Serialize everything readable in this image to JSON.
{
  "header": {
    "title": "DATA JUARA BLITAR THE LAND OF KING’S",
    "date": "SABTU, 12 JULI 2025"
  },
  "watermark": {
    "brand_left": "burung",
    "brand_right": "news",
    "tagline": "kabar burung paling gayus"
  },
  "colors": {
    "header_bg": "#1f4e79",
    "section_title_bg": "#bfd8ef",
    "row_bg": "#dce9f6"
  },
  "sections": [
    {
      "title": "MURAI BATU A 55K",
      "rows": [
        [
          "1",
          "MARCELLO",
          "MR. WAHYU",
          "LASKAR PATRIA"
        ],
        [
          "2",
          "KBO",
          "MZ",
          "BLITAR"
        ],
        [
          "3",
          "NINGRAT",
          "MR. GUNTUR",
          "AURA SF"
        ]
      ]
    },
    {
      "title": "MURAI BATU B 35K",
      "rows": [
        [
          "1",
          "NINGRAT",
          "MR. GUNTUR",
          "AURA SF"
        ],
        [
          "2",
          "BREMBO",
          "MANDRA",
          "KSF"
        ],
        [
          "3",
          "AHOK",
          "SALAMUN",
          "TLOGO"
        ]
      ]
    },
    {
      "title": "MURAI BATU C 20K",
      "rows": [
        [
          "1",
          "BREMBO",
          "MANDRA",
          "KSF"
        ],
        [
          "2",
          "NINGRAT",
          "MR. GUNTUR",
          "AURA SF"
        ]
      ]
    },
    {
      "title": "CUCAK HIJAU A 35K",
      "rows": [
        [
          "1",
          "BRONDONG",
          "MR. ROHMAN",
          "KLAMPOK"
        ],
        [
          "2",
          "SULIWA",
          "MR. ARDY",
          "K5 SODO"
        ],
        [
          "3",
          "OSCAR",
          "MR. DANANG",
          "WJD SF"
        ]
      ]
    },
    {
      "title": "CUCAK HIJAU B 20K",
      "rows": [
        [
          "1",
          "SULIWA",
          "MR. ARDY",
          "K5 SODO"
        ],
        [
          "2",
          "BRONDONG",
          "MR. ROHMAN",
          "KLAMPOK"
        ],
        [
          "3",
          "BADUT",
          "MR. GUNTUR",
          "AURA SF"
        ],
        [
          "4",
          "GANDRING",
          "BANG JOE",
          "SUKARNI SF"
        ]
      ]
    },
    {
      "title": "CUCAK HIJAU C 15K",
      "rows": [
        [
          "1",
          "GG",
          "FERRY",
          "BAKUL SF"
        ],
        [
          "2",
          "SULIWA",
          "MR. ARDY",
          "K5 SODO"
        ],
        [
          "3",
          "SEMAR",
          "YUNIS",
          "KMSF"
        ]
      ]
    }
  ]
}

(DO THIS): Faithfully transcribe the whole of the data.

(OUTPUT FOR THIS TASK):
Serialize everything readable in this image to JSON.
{
  "header": {
    "title": "DATA JUARA BLITAR THE LAND OF KING’S",
    "date": "SABTU, 12 JULI 2025"
  },
  "watermark": {
    "brand_left": "burung",
    "brand_right": "news",
    "tagline": "kabar burung paling gayus"
  },
  "colors": {
    "header_bg": "#1f4e79",
    "section_title_bg": "#bfd8ef",
    "row_bg": "#dce9f6"
  },
  "sections": [
    {
      "title": "MURAI BATU A 55K",
      "rows": [
        [
          "1",
          "MARCELLO",
          "MR. WAHYU",
          "LASKAR PATRIA"
        ],
        [
          "2",
          "KBO",
          "MZ",
          "BLITAR"
        ],
        [
          "3",
          "NINGRAT",
          "MR. GUNTUR",
          "AURA SF"
        ]
      ]
    },
    {
      "title": "MURAI BATU B 35K",
      "rows": [
        [
          "1",
          "NINGRAT",
          "MR. GUNTUR",
          "AURA SF"
        ],
        [
          "2",
          "BREMBO",
          "MANDRA",
          "KSF"
        ],
        [
          "3",
          "AHOK",
          "SALAMUN",
          "TLOGO"
        ]
      ]
    },
    {
      "title": "MURAI BATU C 20K",
      "rows": [
        [
          "1",
          "BREMBO",
          "MANDRA",
          "KSF"
        ],
        [
          "2",
          "NINGRAT",
          "MR. GUNTUR",
          "AURA SF"
        ]
      ]
    },
    {
      "title": "CUCAK HIJAU A 35K",
      "rows": [
        [
          "1",
          "BRONDONG",
          "MR. ROHMAN",
          "KLAMPOK"
        ],
        [
          "2",
          "SULIWA",
          "MR. ARDY",
          "K5 SODO"
        ],
        [
          "3",
          "OSCAR",
          "MR. DANANG",
          "WJD SF"
        ]
      ]
    },
    {
      "title": "CUCAK HIJAU B 20K",
      "rows": [
        [
          "1",
          "SULIWA",
          "MR. ARDY",
          "K5 SODO"
        ],
        [
          "2",
          "BRONDONG",
          "MR. ROHMAN",
          "KLAMPOK"
        ],
        [
          "3",
          "BADUT",
          "MR. GUNTUR",
          "AURA SF"
        ],
        [
          "4",
          "GANDRING",
          "BANG JOE",
          "SUKARNI SF"
        ]
      ]
    },
    {
      "title": "CUCAK HIJAU C 15K",
      "rows": [
        [
          "1",
          "GG",
          "FERRY",
          "BAKUL SF"
        ],
        [
          "2",
          "SULIWA",
          "MR. ARDY",
          "K5 SODO"
        ],
        [
          "3",
          "SEMAR",
          "YUNIS",
          "KMSF"
        ]
      ]
    }
  ]
}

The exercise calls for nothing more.